▶ Stated problem: The records below are to be quoted in full; please keep every word exact.

▶ Available data:
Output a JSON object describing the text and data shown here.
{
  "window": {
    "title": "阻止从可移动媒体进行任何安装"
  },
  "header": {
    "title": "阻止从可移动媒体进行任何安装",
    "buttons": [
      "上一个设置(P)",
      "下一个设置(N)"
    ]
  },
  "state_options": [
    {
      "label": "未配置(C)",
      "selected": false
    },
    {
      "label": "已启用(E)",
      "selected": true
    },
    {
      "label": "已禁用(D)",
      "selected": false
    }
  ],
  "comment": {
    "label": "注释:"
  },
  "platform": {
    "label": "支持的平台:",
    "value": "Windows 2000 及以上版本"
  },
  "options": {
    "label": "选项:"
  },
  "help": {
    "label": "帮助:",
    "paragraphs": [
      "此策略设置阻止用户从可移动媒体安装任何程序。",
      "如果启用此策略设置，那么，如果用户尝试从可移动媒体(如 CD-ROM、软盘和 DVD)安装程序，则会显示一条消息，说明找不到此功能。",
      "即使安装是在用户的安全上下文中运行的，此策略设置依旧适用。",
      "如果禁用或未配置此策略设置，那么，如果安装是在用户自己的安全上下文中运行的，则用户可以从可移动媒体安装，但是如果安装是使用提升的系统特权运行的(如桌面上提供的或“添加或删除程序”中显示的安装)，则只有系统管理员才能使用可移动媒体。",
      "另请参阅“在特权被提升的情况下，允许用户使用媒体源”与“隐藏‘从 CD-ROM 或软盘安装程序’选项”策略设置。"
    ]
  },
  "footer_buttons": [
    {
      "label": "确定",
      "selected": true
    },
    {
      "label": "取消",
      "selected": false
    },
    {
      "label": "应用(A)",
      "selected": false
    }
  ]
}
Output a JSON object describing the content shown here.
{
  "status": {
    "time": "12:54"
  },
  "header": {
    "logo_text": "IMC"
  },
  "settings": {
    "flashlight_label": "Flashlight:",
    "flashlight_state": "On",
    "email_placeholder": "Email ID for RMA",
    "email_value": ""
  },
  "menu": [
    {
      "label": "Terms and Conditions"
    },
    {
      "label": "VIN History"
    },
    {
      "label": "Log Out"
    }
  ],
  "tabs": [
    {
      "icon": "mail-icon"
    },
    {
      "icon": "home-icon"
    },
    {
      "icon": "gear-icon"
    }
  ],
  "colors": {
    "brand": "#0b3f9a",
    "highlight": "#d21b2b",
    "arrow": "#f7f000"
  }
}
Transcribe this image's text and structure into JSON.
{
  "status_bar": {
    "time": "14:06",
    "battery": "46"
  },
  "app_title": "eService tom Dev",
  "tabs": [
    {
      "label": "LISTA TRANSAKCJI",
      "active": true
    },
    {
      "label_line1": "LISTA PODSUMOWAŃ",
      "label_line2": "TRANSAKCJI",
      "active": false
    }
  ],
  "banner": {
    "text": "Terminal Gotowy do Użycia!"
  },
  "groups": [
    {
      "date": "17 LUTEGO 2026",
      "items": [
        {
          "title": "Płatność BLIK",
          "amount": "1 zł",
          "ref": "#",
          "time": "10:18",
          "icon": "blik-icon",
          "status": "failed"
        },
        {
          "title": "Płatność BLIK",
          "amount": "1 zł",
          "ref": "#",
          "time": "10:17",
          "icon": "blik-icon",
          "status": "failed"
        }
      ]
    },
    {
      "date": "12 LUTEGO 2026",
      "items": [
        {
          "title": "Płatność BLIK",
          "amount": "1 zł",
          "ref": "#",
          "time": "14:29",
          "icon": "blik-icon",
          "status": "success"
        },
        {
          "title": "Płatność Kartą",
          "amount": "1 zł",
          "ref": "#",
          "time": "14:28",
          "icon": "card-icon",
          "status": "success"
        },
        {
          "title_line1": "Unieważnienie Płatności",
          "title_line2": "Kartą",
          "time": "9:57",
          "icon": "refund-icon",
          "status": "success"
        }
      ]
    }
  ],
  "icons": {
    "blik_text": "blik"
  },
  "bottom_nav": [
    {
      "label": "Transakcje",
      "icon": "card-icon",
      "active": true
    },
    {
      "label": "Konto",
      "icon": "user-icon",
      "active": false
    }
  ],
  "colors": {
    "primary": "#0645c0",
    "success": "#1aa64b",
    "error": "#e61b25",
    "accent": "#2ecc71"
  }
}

▶ Final result:
Output a JSON object describing the text and data shown here.
{
  "window": {
    "title": "阻止从可移动媒体进行任何安装"
  },
  "header": {
    "title": "阻止从可移动媒体进行任何安装",
    "buttons": [
      "上一个设置(P)",
      "下一个设置(N)"
    ]
  },
  "state_options": [
    {
      "label": "未配置(C)",
      "selected": false
    },
    {
      "label": "已启用(E)",
      "selected": true
    },
    {
      "label": "已禁用(D)",
      "selected": false
    }
  ],
  "comment": {
    "label": "注释:"
  },
  "platform": {
    "label": "支持的平台:",
    "value": "Windows 2000 及以上版本"
  },
  "options": {
    "label": "选项:"
  },
  "help": {
    "label": "帮助:",
    "paragraphs": [
      "此策略设置阻止用户从可移动媒体安装任何程序。",
      "如果启用此策略设置，那么，如果用户尝试从可移动媒体(如 CD-ROM、软盘和 DVD)安装程序，则会显示一条消息，说明找不到此功能。",
      "即使安装是在用户的安全上下文中运行的，此策略设置依旧适用。",
      "如果禁用或未配置此策略设置，那么，如果安装是在用户自己的安全上下文中运行的，则用户可以从可移动媒体安装，但是如果安装是使用提升的系统特权运行的(如桌面上提供的或“添加或删除程序”中显示的安装)，则只有系统管理员才能使用可移动媒体。",
      "另请参阅“在特权被提升的情况下，允许用户使用媒体源”与“隐藏‘从 CD-ROM 或软盘安装程序’选项”策略设置。"
    ]
  },
  "footer_buttons": [
    {
      "label": "确定",
      "selected": true
    },
    {
      "label": "取消",
      "selected": false
    },
    {
      "label": "应用(A)",
      "selected": false
    }
  ]
}
Output a JSON object describing the content shown here.
{
  "status": {
    "time": "12:54"
  },
  "header": {
    "logo_text": "IMC"
  },
  "settings": {
    "flashlight_label": "Flashlight:",
    "flashlight_state": "On",
    "email_placeholder": "Email ID for RMA",
    "email_value": ""
  },
  "menu": [
    {
      "label": "Terms and Conditions"
    },
    {
      "label": "VIN History"
    },
    {
      "label": "Log Out"
    }
  ],
  "tabs": [
    {
      "icon": "mail-icon"
    },
    {
      "icon": "home-icon"
    },
    {
      "icon": "gear-icon"
    }
  ],
  "colors": {
    "brand": "#0b3f9a",
    "highlight": "#d21b2b",
    "arrow": "#f7f000"
  }
}
Transcribe this image's text and structure into JSON.
{
  "status_bar": {
    "time": "14:06",
    "battery": "46"
  },
  "app_title": "eService tom Dev",
  "tabs": [
    {
      "label": "LISTA TRANSAKCJI",
      "active": true
    },
    {
      "label_line1": "LISTA PODSUMOWAŃ",
      "label_line2": "TRANSAKCJI",
      "active": false
    }
  ],
  "banner": {
    "text": "Terminal Gotowy do Użycia!"
  },
  "groups": [
    {
      "date": "17 LUTEGO 2026",
      "items": [
        {
          "title": "Płatność BLIK",
          "amount": "1 zł",
          "ref": "#",
          "time": "10:18",
          "icon": "blik-icon",
          "status": "failed"
        },
        {
          "title": "Płatność BLIK",
          "amount": "1 zł",
          "ref": "#",
          "time": "10:17",
          "icon": "blik-icon",
          "status": "failed"
        }
      ]
    },
    {
      "date": "12 LUTEGO 2026",
      "items": [
        {
          "title": "Płatność BLIK",
          "amount": "1 zł",
          "ref": "#",
          "time": "14:29",
          "icon": "blik-icon",
          "status": "success"
        },
        {
          "title": "Płatność Kartą",
          "amount": "1 zł",
          "ref": "#",
          "time": "14:28",
          "icon": "card-icon",
          "status": "success"
        },
        {
          "title_line1": "Unieważnienie Płatności",
          "title_line2": "Kartą",
          "time": "9:57",
          "icon": "refund-icon",
          "status": "success"
        }
      ]
    }
  ],
  "icons": {
    "blik_text": "blik"
  },
  "bottom_nav": [
    {
      "label": "Transakcje",
      "icon": "card-icon",
      "active": true
    },
    {
      "label": "Konto",
      "icon": "user-icon",
      "active": false
    }
  ],
  "colors": {
    "primary": "#0645c0",
    "success": "#1aa64b",
    "error": "#e61b25",
    "accent": "#2ecc71"
  }
}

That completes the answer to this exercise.